**AIM OF THE EXERCISE**
Retype the data exactly. Spelling and punctuation stay as they are.

*** DATA SHOWN ***

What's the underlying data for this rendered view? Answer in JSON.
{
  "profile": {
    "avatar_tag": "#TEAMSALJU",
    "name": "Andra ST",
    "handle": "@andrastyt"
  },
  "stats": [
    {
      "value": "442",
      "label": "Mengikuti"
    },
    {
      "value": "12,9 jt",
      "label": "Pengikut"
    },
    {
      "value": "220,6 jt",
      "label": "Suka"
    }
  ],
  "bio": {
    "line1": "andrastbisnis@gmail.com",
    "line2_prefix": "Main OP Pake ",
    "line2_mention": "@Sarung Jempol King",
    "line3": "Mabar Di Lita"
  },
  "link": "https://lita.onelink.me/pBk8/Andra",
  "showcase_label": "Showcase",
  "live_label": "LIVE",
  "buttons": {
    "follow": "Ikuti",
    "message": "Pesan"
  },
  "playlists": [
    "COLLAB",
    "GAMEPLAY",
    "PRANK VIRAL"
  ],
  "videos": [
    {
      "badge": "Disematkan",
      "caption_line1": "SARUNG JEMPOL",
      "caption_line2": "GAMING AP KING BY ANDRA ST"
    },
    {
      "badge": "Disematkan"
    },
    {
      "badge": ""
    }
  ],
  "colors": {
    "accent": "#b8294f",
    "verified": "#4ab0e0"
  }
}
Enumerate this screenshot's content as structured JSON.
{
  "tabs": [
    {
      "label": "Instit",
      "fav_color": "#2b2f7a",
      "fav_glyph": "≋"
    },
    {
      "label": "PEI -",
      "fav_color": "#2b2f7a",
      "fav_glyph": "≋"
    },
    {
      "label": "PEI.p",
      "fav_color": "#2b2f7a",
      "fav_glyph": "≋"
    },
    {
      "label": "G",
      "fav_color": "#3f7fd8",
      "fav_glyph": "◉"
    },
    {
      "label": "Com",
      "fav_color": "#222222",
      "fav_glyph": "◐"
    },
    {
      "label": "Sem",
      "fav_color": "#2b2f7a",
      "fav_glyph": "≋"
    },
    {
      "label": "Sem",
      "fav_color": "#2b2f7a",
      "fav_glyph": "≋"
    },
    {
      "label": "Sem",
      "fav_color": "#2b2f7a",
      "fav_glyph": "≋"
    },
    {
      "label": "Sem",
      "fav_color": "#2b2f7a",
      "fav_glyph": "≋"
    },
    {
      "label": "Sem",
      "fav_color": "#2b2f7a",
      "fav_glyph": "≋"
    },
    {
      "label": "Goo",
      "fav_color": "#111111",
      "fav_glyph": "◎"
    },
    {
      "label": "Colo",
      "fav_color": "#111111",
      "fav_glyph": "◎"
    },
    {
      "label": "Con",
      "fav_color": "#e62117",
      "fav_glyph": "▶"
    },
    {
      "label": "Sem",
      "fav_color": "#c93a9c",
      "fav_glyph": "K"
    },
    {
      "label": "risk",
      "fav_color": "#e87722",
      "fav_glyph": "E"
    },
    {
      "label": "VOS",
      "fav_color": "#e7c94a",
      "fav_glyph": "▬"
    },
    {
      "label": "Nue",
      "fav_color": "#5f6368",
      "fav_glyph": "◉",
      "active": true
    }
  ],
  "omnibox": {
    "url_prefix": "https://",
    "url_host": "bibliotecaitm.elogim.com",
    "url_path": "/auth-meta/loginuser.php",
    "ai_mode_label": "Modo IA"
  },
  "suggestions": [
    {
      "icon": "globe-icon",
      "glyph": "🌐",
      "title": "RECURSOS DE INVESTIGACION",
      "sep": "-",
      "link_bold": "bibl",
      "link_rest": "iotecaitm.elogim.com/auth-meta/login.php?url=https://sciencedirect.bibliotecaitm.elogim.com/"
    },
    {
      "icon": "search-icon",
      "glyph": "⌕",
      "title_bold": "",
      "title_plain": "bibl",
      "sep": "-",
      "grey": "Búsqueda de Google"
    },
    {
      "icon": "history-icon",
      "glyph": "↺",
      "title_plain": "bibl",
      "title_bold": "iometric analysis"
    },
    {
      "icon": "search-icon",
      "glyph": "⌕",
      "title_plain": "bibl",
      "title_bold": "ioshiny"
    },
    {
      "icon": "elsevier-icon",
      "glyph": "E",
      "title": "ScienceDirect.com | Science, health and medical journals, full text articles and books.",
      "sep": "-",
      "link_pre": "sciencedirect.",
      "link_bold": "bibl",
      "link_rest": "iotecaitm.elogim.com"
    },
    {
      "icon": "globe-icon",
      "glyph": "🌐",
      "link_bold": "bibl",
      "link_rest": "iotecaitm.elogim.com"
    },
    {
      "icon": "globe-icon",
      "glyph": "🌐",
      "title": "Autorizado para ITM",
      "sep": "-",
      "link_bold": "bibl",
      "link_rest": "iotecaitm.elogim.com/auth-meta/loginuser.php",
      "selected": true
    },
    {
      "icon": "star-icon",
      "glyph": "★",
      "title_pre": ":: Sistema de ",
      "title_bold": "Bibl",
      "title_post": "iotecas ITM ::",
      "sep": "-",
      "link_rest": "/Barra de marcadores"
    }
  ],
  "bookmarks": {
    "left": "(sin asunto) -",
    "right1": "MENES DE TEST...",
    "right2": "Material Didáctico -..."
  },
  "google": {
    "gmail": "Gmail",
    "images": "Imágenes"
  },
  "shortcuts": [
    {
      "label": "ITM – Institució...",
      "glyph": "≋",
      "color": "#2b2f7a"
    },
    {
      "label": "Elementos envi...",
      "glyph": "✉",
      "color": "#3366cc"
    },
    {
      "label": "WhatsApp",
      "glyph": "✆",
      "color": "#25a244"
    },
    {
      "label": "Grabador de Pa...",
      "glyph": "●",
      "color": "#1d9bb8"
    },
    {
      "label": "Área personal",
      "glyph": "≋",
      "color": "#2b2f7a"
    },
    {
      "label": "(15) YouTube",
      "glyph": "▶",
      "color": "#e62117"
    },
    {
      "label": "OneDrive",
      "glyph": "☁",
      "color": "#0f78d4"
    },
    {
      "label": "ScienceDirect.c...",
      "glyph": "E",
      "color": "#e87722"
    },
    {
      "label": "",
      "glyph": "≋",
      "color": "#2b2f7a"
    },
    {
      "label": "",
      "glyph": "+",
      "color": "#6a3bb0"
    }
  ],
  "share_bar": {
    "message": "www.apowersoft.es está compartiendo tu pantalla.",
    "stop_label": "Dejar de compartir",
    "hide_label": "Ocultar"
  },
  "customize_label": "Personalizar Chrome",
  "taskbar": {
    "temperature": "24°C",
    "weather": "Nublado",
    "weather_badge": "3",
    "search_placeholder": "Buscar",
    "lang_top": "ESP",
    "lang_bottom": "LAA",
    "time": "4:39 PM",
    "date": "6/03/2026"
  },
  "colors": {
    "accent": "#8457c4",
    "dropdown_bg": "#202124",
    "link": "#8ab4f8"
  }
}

*** End of DATA SHOWN ***

**RESULT BELOW**
What's the underlying data for this rendered view? Answer in JSON.
{
  "profile": {
    "avatar_tag": "#TEAMSALJU",
    "name": "Andra ST",
    "handle": "@andrastyt"
  },
  "stats": [
    {
      "value": "442",
      "label": "Mengikuti"
    },
    {
      "value": "12,9 jt",
      "label": "Pengikut"
    },
    {
      "value": "220,6 jt",
      "label": "Suka"
    }
  ],
  "bio": {
    "line1": "andrastbisnis@gmail.com",
    "line2_prefix": "Main OP Pake ",
    "line2_mention": "@Sarung Jempol King",
    "line3": "Mabar Di Lita"
  },
  "link": "https://lita.onelink.me/pBk8/Andra",
  "showcase_label": "Showcase",
  "live_label": "LIVE",
  "buttons": {
    "follow": "Ikuti",
    "message": "Pesan"
  },
  "playlists": [
    "COLLAB",
    "GAMEPLAY",
    "PRANK VIRAL"
  ],
  "videos": [
    {
      "badge": "Disematkan",
      "caption_line1": "SARUNG JEMPOL",
      "caption_line2": "GAMING AP KING BY ANDRA ST"
    },
    {
      "badge": "Disematkan"
    },
    {
      "badge": ""
    }
  ],
  "colors": {
    "accent": "#b8294f",
    "verified": "#4ab0e0"
  }
}
Enumerate this screenshot's content as structured JSON.
{
  "tabs": [
    {
      "label": "Instit",
      "fav_color": "#2b2f7a",
      "fav_glyph": "≋"
    },
    {
      "label": "PEI -",
      "fav_color": "#2b2f7a",
      "fav_glyph": "≋"
    },
    {
      "label": "PEI.p",
      "fav_color": "#2b2f7a",
      "fav_glyph": "≋"
    },
    {
      "label": "G",
      "fav_color": "#3f7fd8",
      "fav_glyph": "◉"
    },
    {
      "label": "Com",
      "fav_color": "#222222",
      "fav_glyph": "◐"
    },
    {
      "label": "Sem",
      "fav_color": "#2b2f7a",
      "fav_glyph": "≋"
    },
    {
      "label": "Sem",
      "fav_color": "#2b2f7a",
      "fav_glyph": "≋"
    },
    {
      "label": "Sem",
      "fav_color": "#2b2f7a",
      "fav_glyph": "≋"
    },
    {
      "label": "Sem",
      "fav_color": "#2b2f7a",
      "fav_glyph": "≋"
    },
    {
      "label": "Sem",
      "fav_color": "#2b2f7a",
      "fav_glyph": "≋"
    },
    {
      "label": "Goo",
      "fav_color": "#111111",
      "fav_glyph": "◎"
    },
    {
      "label": "Colo",
      "fav_color": "#111111",
      "fav_glyph": "◎"
    },
    {
      "label": "Con",
      "fav_color": "#e62117",
      "fav_glyph": "▶"
    },
    {
      "label": "Sem",
      "fav_color": "#c93a9c",
      "fav_glyph": "K"
    },
    {
      "label": "risk",
      "fav_color": "#e87722",
      "fav_glyph": "E"
    },
    {
      "label": "VOS",
      "fav_color": "#e7c94a",
      "fav_glyph": "▬"
    },
    {
      "label": "Nue",
      "fav_color": "#5f6368",
      "fav_glyph": "◉",
      "active": true
    }
  ],
  "omnibox": {
    "url_prefix": "https://",
    "url_host": "bibliotecaitm.elogim.com",
    "url_path": "/auth-meta/loginuser.php",
    "ai_mode_label": "Modo IA"
  },
  "suggestions": [
    {
      "icon": "globe-icon",
      "glyph": "🌐",
      "title": "RECURSOS DE INVESTIGACION",
      "sep": "-",
      "link_bold": "bibl",
      "link_rest": "iotecaitm.elogim.com/auth-meta/login.php?url=https://sciencedirect.bibliotecaitm.elogim.com/"
    },
    {
      "icon": "search-icon",
      "glyph": "⌕",
      "title_bold": "",
      "title_plain": "bibl",
      "sep": "-",
      "grey": "Búsqueda de Google"
    },
    {
      "icon": "history-icon",
      "glyph": "↺",
      "title_plain": "bibl",
      "title_bold": "iometric analysis"
    },
    {
      "icon": "search-icon",
      "glyph": "⌕",
      "title_plain": "bibl",
      "title_bold": "ioshiny"
    },
    {
      "icon": "elsevier-icon",
      "glyph": "E",
      "title": "ScienceDirect.com | Science, health and medical journals, full text articles and books.",
      "sep": "-",
      "link_pre": "sciencedirect.",
      "link_bold": "bibl",
      "link_rest": "iotecaitm.elogim.com"
    },
    {
      "icon": "globe-icon",
      "glyph": "🌐",
      "link_bold": "bibl",
      "link_rest": "iotecaitm.elogim.com"
    },
    {
      "icon": "globe-icon",
      "glyph": "🌐",
      "title": "Autorizado para ITM",
      "sep": "-",
      "link_bold": "bibl",
      "link_rest": "iotecaitm.elogim.com/auth-meta/loginuser.php",
      "selected": true
    },
    {
      "icon": "star-icon",
      "glyph": "★",
      "title_pre": ":: Sistema de ",
      "title_bold": "Bibl",
      "title_post": "iotecas ITM ::",
      "sep": "-",
      "link_rest": "/Barra de marcadores"
    }
  ],
  "bookmarks": {
    "left": "(sin asunto) -",
    "right1": "MENES DE TEST...",
    "right2": "Material Didáctico -..."
  },
  "google": {
    "gmail": "Gmail",
    "images": "Imágenes"
  },
  "shortcuts": [
    {
      "label": "ITM – Institució...",
      "glyph": "≋",
      "color": "#2b2f7a"
    },
    {
      "label": "Elementos envi...",
      "glyph": "✉",
      "color": "#3366cc"
    },
    {
      "label": "WhatsApp",
      "glyph": "✆",
      "color": "#25a244"
    },
    {
      "label": "Grabador de Pa...",
      "glyph": "●",
      "color": "#1d9bb8"
    },
    {
      "label": "Área personal",
      "glyph": "≋",
      "color": "#2b2f7a"
    },
    {
      "label": "(15) YouTube",
      "glyph": "▶",
      "color": "#e62117"
    },
    {
      "label": "OneDrive",
      "glyph": "☁",
      "color": "#0f78d4"
    },
    {
      "label": "ScienceDirect.c...",
      "glyph": "E",
      "color": "#e87722"
    },
    {
      "label": "",
      "glyph": "≋",
      "color": "#2b2f7a"
    },
    {
      "label": "",
      "glyph": "+",
      "color": "#6a3bb0"
    }
  ],
  "share_bar": {
    "message": "www.apowersoft.es está compartiendo tu pantalla.",
    "stop_label": "Dejar de compartir",
    "hide_label": "Ocultar"
  },
  "customize_label": "Personalizar Chrome",
  "taskbar": {
    "temperature": "24°C",
    "weather": "Nublado",
    "weather_badge": "3",
    "search_placeholder": "Buscar",
    "lang_top": "ESP",
    "lang_bottom": "LAA",
    "time": "4:39 PM",
    "date": "6/03/2026"
  },
  "colors": {
    "accent": "#8457c4",
    "dropdown_bg": "#202124",
    "link": "#8ab4f8"
  }
}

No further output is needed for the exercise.